__WHAT THE EXERCISE ASKS__. Going through the material below, please gather all lines with the word "temor" in them.
──────────
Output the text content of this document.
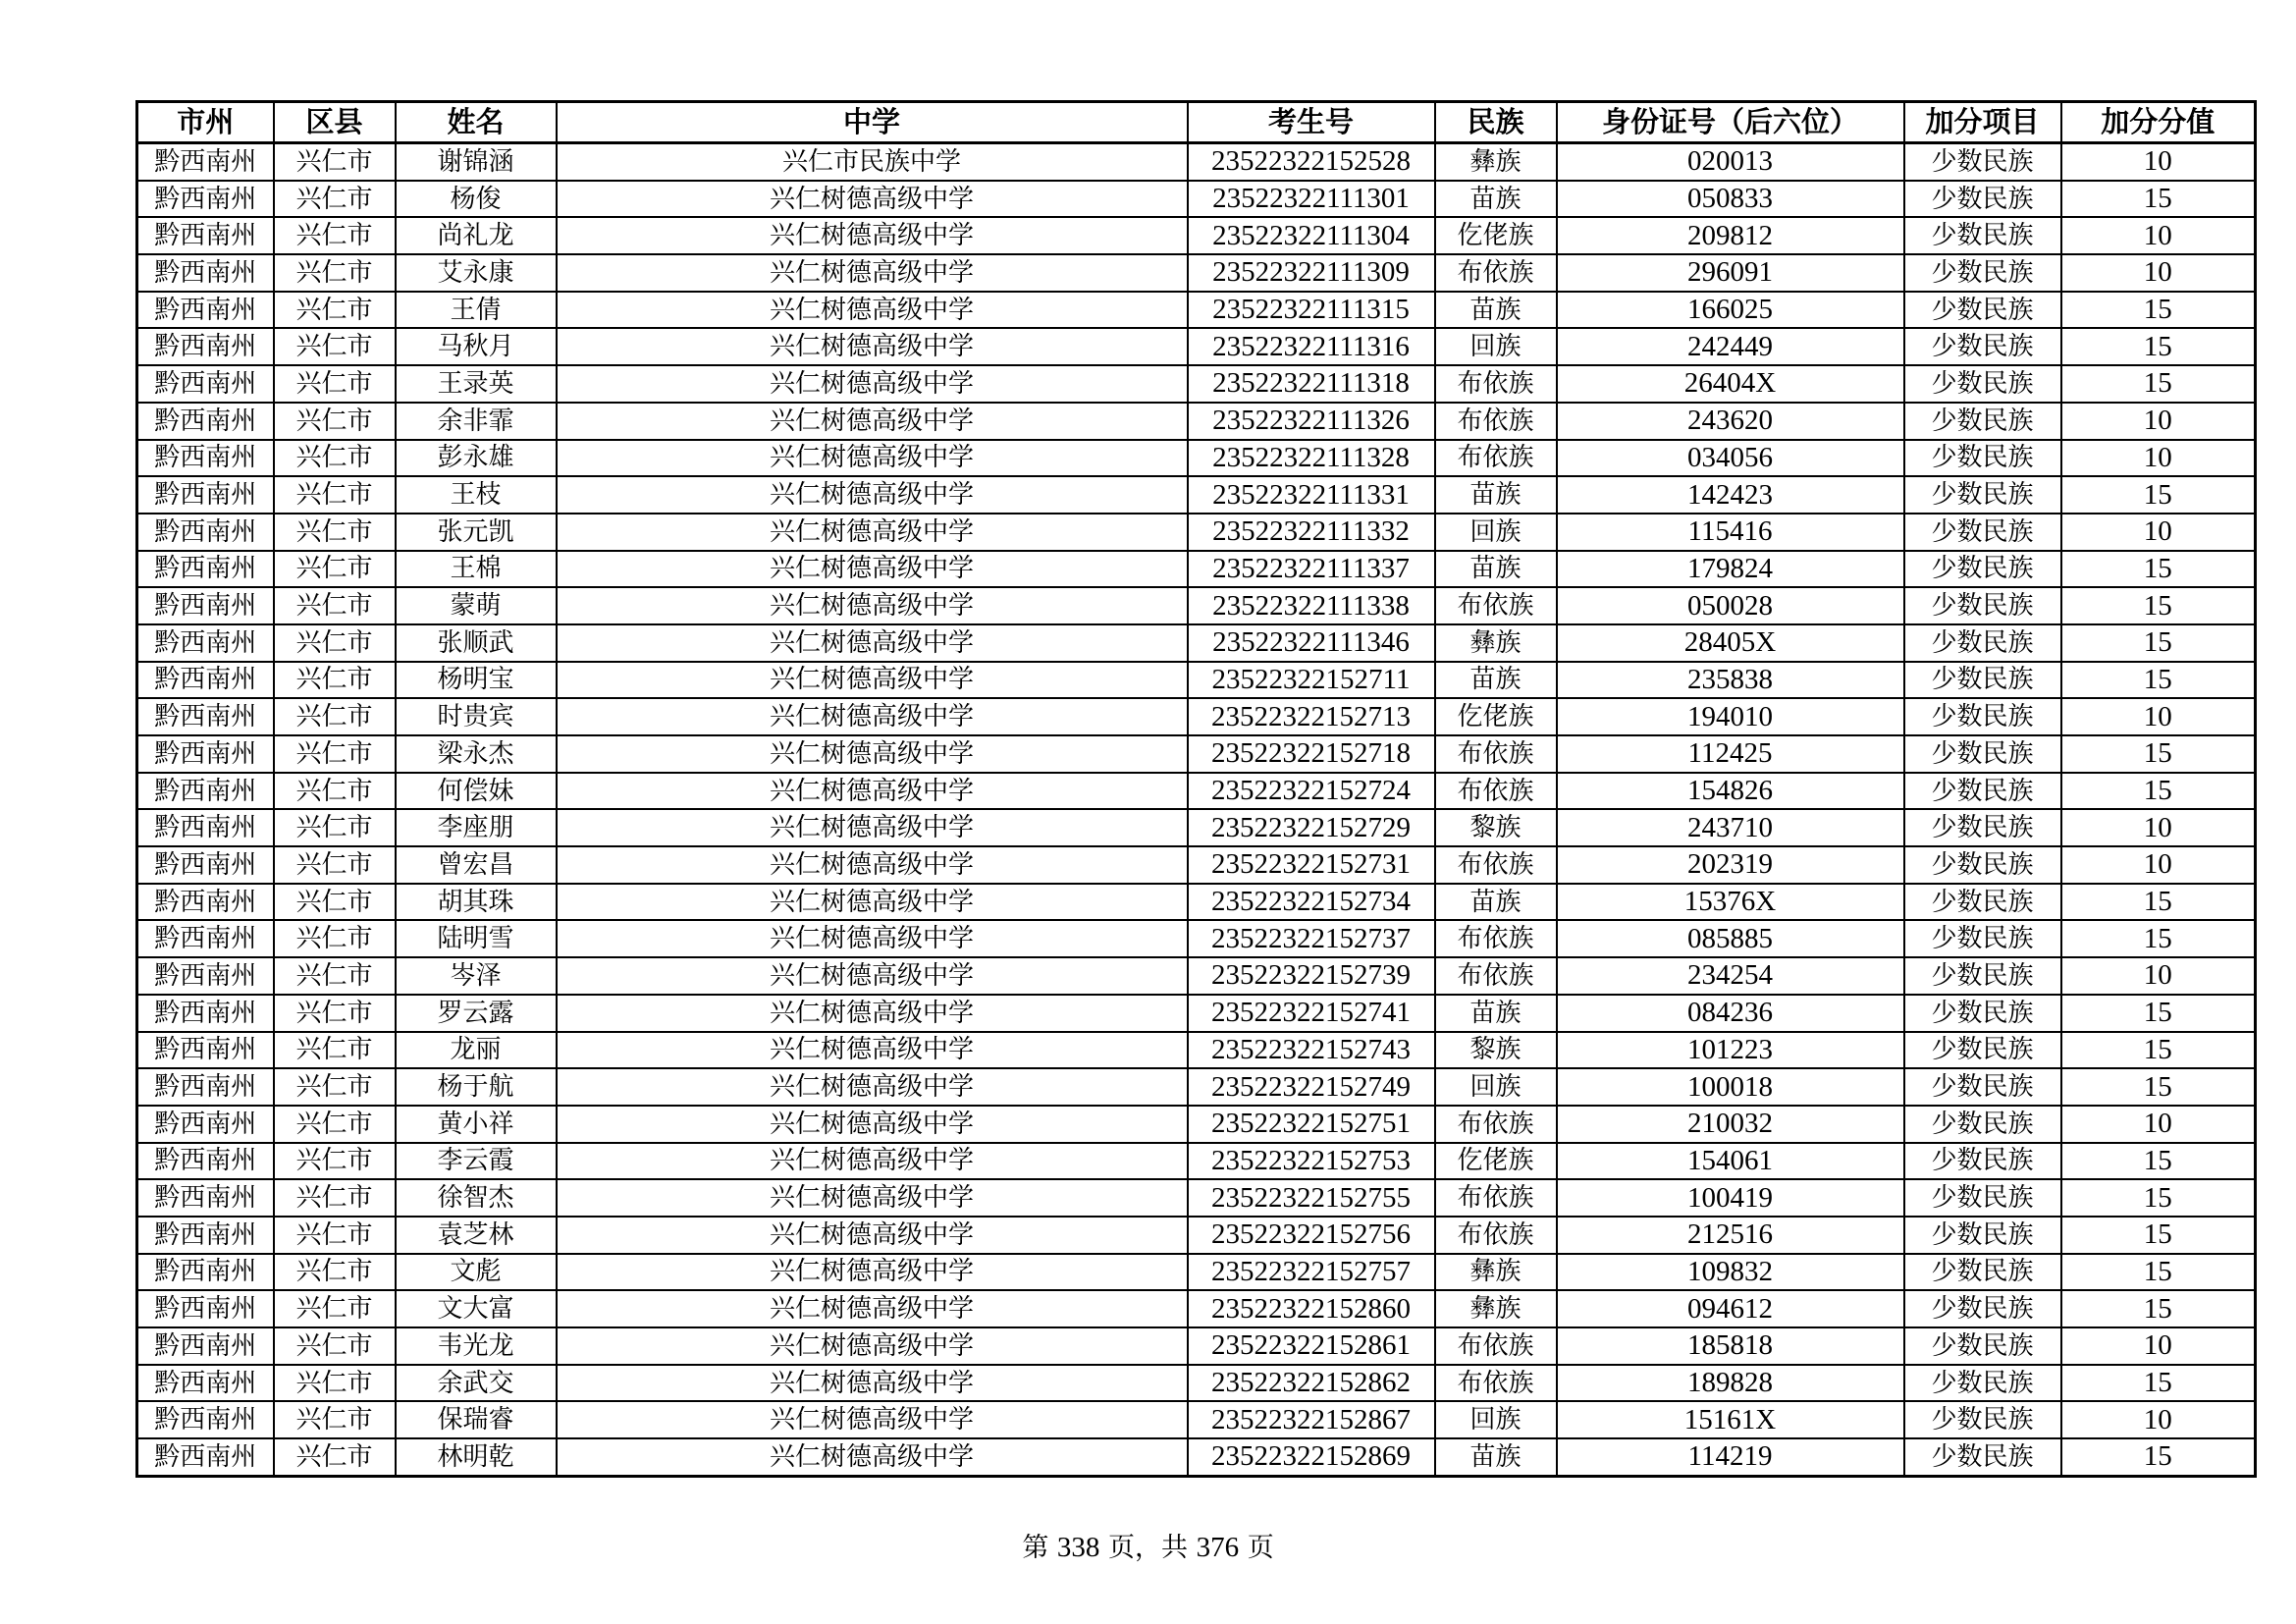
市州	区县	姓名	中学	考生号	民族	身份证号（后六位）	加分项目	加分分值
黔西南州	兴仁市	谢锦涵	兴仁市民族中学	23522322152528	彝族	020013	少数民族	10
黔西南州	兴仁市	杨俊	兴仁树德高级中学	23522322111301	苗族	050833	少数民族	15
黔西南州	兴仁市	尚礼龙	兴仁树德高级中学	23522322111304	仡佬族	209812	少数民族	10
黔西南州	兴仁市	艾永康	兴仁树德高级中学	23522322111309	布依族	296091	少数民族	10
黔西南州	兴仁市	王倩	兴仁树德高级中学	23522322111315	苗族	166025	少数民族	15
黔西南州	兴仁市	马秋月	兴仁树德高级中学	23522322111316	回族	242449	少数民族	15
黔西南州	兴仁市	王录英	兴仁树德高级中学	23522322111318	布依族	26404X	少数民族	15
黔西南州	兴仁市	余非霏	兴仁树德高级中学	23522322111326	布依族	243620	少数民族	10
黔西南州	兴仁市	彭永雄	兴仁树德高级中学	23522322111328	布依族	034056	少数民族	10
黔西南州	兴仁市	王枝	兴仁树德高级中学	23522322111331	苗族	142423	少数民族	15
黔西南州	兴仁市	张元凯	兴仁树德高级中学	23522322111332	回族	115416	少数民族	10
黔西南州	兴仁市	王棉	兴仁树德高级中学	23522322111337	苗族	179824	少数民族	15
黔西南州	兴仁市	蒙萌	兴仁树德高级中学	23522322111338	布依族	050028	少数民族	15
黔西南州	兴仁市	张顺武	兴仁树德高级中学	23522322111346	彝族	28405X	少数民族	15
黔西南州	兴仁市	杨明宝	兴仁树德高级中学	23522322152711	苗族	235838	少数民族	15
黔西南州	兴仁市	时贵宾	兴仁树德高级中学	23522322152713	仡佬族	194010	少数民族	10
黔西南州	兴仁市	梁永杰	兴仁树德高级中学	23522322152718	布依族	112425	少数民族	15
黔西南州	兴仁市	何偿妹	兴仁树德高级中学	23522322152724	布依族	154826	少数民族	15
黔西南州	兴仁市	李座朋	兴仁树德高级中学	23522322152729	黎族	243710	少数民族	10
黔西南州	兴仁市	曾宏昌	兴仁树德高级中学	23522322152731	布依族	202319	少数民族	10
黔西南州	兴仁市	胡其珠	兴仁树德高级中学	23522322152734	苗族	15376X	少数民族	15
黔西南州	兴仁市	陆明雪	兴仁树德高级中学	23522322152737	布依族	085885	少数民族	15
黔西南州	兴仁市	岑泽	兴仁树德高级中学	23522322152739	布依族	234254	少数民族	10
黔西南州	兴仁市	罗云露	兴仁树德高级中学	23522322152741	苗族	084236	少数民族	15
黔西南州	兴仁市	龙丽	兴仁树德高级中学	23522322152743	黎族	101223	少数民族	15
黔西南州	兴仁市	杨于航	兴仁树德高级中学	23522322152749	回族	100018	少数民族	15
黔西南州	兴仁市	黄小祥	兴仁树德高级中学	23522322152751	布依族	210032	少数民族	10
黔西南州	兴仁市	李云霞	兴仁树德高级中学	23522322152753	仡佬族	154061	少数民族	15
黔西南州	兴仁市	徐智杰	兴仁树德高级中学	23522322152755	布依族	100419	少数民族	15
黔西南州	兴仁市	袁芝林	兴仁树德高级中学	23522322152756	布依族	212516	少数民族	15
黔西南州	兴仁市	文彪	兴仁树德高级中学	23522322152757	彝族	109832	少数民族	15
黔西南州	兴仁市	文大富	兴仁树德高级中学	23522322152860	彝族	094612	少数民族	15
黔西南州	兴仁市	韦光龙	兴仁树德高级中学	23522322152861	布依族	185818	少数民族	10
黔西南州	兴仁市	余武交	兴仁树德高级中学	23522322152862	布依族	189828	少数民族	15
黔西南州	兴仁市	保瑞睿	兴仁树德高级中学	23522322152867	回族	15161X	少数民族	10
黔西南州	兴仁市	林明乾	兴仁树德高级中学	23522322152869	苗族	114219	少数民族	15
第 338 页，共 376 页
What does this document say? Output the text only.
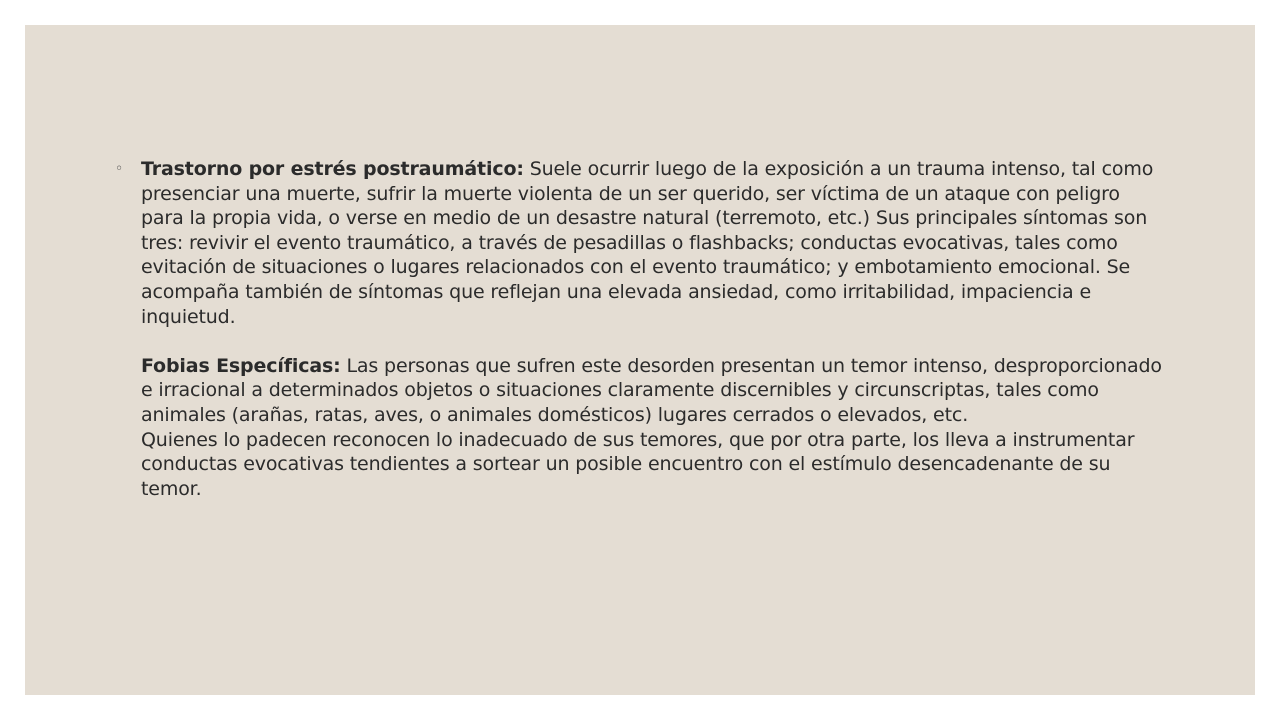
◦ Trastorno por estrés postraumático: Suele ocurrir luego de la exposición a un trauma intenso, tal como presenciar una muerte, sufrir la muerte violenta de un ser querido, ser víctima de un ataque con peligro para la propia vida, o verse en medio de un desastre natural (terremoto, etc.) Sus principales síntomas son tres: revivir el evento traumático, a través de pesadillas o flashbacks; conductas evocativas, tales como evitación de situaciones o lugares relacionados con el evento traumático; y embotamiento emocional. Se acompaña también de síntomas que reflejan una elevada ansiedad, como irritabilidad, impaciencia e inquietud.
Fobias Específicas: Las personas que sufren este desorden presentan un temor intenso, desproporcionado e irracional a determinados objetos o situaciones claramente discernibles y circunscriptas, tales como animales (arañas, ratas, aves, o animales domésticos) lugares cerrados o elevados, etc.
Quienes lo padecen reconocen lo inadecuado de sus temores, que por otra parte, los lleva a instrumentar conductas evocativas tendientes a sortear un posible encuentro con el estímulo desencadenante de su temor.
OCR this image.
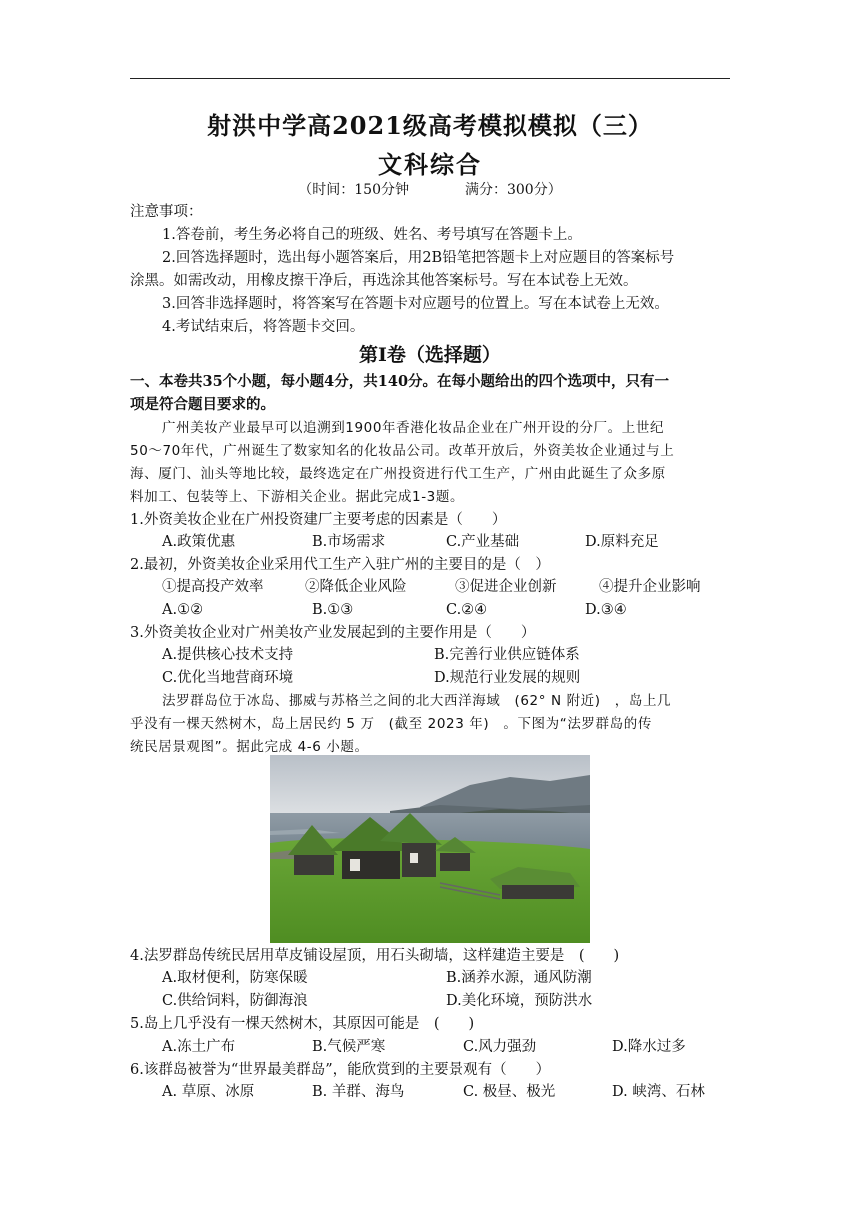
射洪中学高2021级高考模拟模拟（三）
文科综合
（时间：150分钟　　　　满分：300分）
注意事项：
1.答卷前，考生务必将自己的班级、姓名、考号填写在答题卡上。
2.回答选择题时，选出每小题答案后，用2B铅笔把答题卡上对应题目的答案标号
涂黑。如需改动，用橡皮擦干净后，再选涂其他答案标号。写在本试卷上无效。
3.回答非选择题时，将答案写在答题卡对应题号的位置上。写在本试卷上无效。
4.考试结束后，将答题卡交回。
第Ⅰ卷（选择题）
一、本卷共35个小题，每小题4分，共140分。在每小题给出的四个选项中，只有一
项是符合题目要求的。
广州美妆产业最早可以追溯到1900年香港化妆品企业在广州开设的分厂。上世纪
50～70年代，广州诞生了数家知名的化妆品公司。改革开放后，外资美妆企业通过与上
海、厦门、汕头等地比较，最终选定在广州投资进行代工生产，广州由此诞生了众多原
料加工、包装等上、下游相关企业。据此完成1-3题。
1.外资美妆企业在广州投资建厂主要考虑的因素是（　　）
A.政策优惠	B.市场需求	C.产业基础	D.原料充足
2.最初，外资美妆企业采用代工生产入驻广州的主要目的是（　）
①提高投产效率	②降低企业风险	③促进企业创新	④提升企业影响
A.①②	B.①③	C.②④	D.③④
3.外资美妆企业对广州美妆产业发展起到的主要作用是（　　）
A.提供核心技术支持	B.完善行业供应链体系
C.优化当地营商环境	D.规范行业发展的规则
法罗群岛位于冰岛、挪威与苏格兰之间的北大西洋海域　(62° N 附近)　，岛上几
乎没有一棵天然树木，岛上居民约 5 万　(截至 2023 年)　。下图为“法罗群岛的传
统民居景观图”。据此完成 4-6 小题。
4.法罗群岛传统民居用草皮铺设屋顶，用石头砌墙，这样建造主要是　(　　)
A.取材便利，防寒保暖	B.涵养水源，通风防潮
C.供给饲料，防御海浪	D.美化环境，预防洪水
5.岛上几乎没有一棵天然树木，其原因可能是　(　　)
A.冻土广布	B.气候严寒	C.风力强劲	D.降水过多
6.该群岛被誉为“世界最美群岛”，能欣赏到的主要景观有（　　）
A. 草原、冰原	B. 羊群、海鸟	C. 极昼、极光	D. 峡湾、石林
──────────
__SOLUTION TO THIS PROBLEM__.
Fobias Específicas: Las personas que sufren este desorden presentan un temor intenso, desproporcionado e irracional a determinados objetos o situaciones claramente discernibles y circunscriptas, tales como animales (arañas, ratas, aves, o animales domésticos) lugares cerrados o elevados, etc.
Quienes lo padecen reconocen lo inadecuado de sus temores, que por otra parte, los lleva a instrumentar conductas evocativas tendientes a sortear un posible encuentro con el estímulo desencadenante de su temor.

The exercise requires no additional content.